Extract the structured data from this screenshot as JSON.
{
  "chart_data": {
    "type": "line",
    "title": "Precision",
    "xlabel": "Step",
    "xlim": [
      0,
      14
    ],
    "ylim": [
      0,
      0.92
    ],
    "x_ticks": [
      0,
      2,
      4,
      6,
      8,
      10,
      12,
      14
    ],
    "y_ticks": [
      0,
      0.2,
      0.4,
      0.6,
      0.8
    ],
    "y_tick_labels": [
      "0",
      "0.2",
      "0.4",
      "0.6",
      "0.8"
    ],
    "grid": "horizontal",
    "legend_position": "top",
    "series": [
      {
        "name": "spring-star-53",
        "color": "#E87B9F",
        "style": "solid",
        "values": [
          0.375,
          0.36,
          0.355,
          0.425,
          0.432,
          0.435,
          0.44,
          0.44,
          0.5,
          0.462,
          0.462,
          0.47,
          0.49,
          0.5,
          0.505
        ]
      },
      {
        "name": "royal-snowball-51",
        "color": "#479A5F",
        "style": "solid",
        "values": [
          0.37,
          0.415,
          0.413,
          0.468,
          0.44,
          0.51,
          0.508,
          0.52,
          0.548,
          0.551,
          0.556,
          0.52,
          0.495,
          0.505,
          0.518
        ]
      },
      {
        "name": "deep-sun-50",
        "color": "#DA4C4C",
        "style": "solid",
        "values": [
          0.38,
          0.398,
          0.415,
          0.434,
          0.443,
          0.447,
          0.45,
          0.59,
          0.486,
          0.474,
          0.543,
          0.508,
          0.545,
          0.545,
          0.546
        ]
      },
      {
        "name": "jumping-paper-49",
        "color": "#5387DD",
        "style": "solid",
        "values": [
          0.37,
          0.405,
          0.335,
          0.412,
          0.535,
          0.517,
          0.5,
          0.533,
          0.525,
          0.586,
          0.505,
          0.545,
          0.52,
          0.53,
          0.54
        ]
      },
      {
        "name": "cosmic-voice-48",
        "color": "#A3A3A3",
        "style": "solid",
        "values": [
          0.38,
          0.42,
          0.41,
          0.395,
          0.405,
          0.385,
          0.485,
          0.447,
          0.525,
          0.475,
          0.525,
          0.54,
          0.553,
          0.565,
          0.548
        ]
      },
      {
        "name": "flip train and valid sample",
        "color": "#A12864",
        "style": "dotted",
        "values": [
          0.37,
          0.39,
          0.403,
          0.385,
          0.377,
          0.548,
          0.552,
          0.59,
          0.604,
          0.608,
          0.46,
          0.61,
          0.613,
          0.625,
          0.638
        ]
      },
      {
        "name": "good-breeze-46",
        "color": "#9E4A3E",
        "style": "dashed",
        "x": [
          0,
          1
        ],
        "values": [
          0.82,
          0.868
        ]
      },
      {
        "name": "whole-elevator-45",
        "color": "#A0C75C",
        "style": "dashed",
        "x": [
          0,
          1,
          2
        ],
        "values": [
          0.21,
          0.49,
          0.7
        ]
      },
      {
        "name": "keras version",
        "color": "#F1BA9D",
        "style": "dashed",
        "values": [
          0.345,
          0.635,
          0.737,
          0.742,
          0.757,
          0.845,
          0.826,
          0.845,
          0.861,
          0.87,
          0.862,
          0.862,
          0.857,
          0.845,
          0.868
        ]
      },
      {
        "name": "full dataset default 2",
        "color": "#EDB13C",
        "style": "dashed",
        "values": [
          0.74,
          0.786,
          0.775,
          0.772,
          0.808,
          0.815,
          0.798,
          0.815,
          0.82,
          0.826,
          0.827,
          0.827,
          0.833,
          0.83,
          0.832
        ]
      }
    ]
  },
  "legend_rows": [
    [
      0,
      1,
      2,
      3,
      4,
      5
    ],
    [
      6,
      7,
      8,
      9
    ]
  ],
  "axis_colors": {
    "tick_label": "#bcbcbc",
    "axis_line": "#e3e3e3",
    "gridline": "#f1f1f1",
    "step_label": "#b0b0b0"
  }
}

━━━━

▶ **CHALLENGE**
From the records above, extract everything verbatim.

▶ **COMPLETE RESPONSE**
Extract the structured data from this screenshot as JSON.
{
  "chart_data": {
    "type": "line",
    "title": "Precision",
    "xlabel": "Step",
    "xlim": [
      0,
      14
    ],
    "ylim": [
      0,
      0.92
    ],
    "x_ticks": [
      0,
      2,
      4,
      6,
      8,
      10,
      12,
      14
    ],
    "y_ticks": [
      0,
      0.2,
      0.4,
      0.6,
      0.8
    ],
    "y_tick_labels": [
      "0",
      "0.2",
      "0.4",
      "0.6",
      "0.8"
    ],
    "grid": "horizontal",
    "legend_position": "top",
    "series": [
      {
        "name": "spring-star-53",
        "color": "#E87B9F",
        "style": "solid",
        "values": [
          0.375,
          0.36,
          0.355,
          0.425,
          0.432,
          0.435,
          0.44,
          0.44,
          0.5,
          0.462,
          0.462,
          0.47,
          0.49,
          0.5,
          0.505
        ]
      },
      {
        "name": "royal-snowball-51",
        "color": "#479A5F",
        "style": "solid",
        "values": [
          0.37,
          0.415,
          0.413,
          0.468,
          0.44,
          0.51,
          0.508,
          0.52,
          0.548,
          0.551,
          0.556,
          0.52,
          0.495,
          0.505,
          0.518
        ]
      },
      {
        "name": "deep-sun-50",
        "color": "#DA4C4C",
        "style": "solid",
        "values": [
          0.38,
          0.398,
          0.415,
          0.434,
          0.443,
          0.447,
          0.45,
          0.59,
          0.486,
          0.474,
          0.543,
          0.508,
          0.545,
          0.545,
          0.546
        ]
      },
      {
        "name": "jumping-paper-49",
        "color": "#5387DD",
        "style": "solid",
        "values": [
          0.37,
          0.405,
          0.335,
          0.412,
          0.535,
          0.517,
          0.5,
          0.533,
          0.525,
          0.586,
          0.505,
          0.545,
          0.52,
          0.53,
          0.54
        ]
      },
      {
        "name": "cosmic-voice-48",
        "color": "#A3A3A3",
        "style": "solid",
        "values": [
          0.38,
          0.42,
          0.41,
          0.395,
          0.405,
          0.385,
          0.485,
          0.447,
          0.525,
          0.475,
          0.525,
          0.54,
          0.553,
          0.565,
          0.548
        ]
      },
      {
        "name": "flip train and valid sample",
        "color": "#A12864",
        "style": "dotted",
        "values": [
          0.37,
          0.39,
          0.403,
          0.385,
          0.377,
          0.548,
          0.552,
          0.59,
          0.604,
          0.608,
          0.46,
          0.61,
          0.613,
          0.625,
          0.638
        ]
      },
      {
        "name": "good-breeze-46",
        "color": "#9E4A3E",
        "style": "dashed",
        "x": [
          0,
          1
        ],
        "values": [
          0.82,
          0.868
        ]
      },
      {
        "name": "whole-elevator-45",
        "color": "#A0C75C",
        "style": "dashed",
        "x": [
          0,
          1,
          2
        ],
        "values": [
          0.21,
          0.49,
          0.7
        ]
      },
      {
        "name": "keras version",
        "color": "#F1BA9D",
        "style": "dashed",
        "values": [
          0.345,
          0.635,
          0.737,
          0.742,
          0.757,
          0.845,
          0.826,
          0.845,
          0.861,
          0.87,
          0.862,
          0.862,
          0.857,
          0.845,
          0.868
        ]
      },
      {
        "name": "full dataset default 2",
        "color": "#EDB13C",
        "style": "dashed",
        "values": [
          0.74,
          0.786,
          0.775,
          0.772,
          0.808,
          0.815,
          0.798,
          0.815,
          0.82,
          0.826,
          0.827,
          0.827,
          0.833,
          0.83,
          0.832
        ]
      }
    ]
  },
  "legend_rows": [
    [
      0,
      1,
      2,
      3,
      4,
      5
    ],
    [
      6,
      7,
      8,
      9
    ]
  ],
  "axis_colors": {
    "tick_label": "#bcbcbc",
    "axis_line": "#e3e3e3",
    "gridline": "#f1f1f1",
    "step_label": "#b0b0b0"
  }
}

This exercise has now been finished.